Exactly as written, quote every line that follows, skipping the images.

## Start Data extract

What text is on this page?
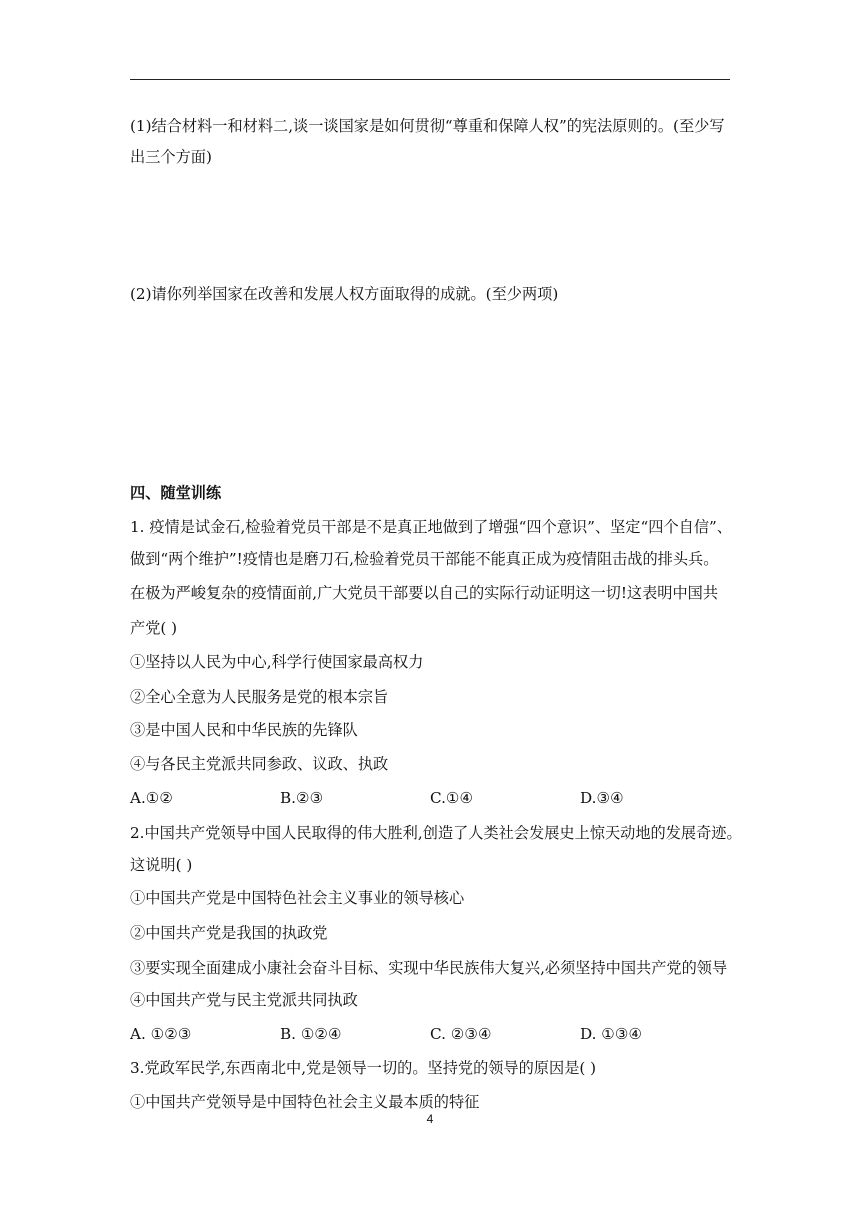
(1)结合材料一和材料二,谈一谈国家是如何贯彻“尊重和保障人权”的宪法原则的。(至少写
出三个方面)
(2)请你列举国家在改善和发展人权方面取得的成就。(至少两项)
四、随堂训练
1. 疫情是试金石,检验着党员干部是不是真正地做到了增强“四个意识”、坚定“四个自信”、
做到“两个维护”!疫情也是磨刀石,检验着党员干部能不能真正成为疫情阻击战的排头兵。
在极为严峻复杂的疫情面前,广大党员干部要以自己的实际行动证明这一切!这表明中国共
产党( )
①坚持以人民为中心,科学行使国家最高权力
②全心全意为人民服务是党的根本宗旨
③是中国人民和中华民族的先锋队
④与各民主党派共同参政、议政、执政
A.①②	B.②③	C.①④	D.③④
2.中国共产党领导中国人民取得的伟大胜利,创造了人类社会发展史上惊天动地的发展奇迹。
这说明( )
①中国共产党是中国特色社会主义事业的领导核心
②中国共产党是我国的执政党
③要实现全面建成小康社会奋斗目标、实现中华民族伟大复兴,必须坚持中国共产党的领导
④中国共产党与民主党派共同执政
A. ①②③	B. ①②④	C. ②③④	D. ①③④
3.党政军民学,东西南北中,党是领导一切的。坚持党的领导的原因是( )
①中国共产党领导是中国特色社会主义最本质的特征
4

## End Data extract

> Problem solution:
What text is on this page?
(1)结合材料一和材料二,谈一谈国家是如何贯彻“尊重和保障人权”的宪法原则的。(至少写
出三个方面)
(2)请你列举国家在改善和发展人权方面取得的成就。(至少两项)
四、随堂训练
1. 疫情是试金石,检验着党员干部是不是真正地做到了增强“四个意识”、坚定“四个自信”、
做到“两个维护”!疫情也是磨刀石,检验着党员干部能不能真正成为疫情阻击战的排头兵。
在极为严峻复杂的疫情面前,广大党员干部要以自己的实际行动证明这一切!这表明中国共
产党( )
①坚持以人民为中心,科学行使国家最高权力
②全心全意为人民服务是党的根本宗旨
③是中国人民和中华民族的先锋队
④与各民主党派共同参政、议政、执政
A.①②	B.②③	C.①④	D.③④
2.中国共产党领导中国人民取得的伟大胜利,创造了人类社会发展史上惊天动地的发展奇迹。
这说明( )
①中国共产党是中国特色社会主义事业的领导核心
②中国共产党是我国的执政党
③要实现全面建成小康社会奋斗目标、实现中华民族伟大复兴,必须坚持中国共产党的领导
④中国共产党与民主党派共同执政
A. ①②③	B. ①②④	C. ②③④	D. ①③④
3.党政军民学,东西南北中,党是领导一切的。坚持党的领导的原因是( )
①中国共产党领导是中国特色社会主义最本质的特征
4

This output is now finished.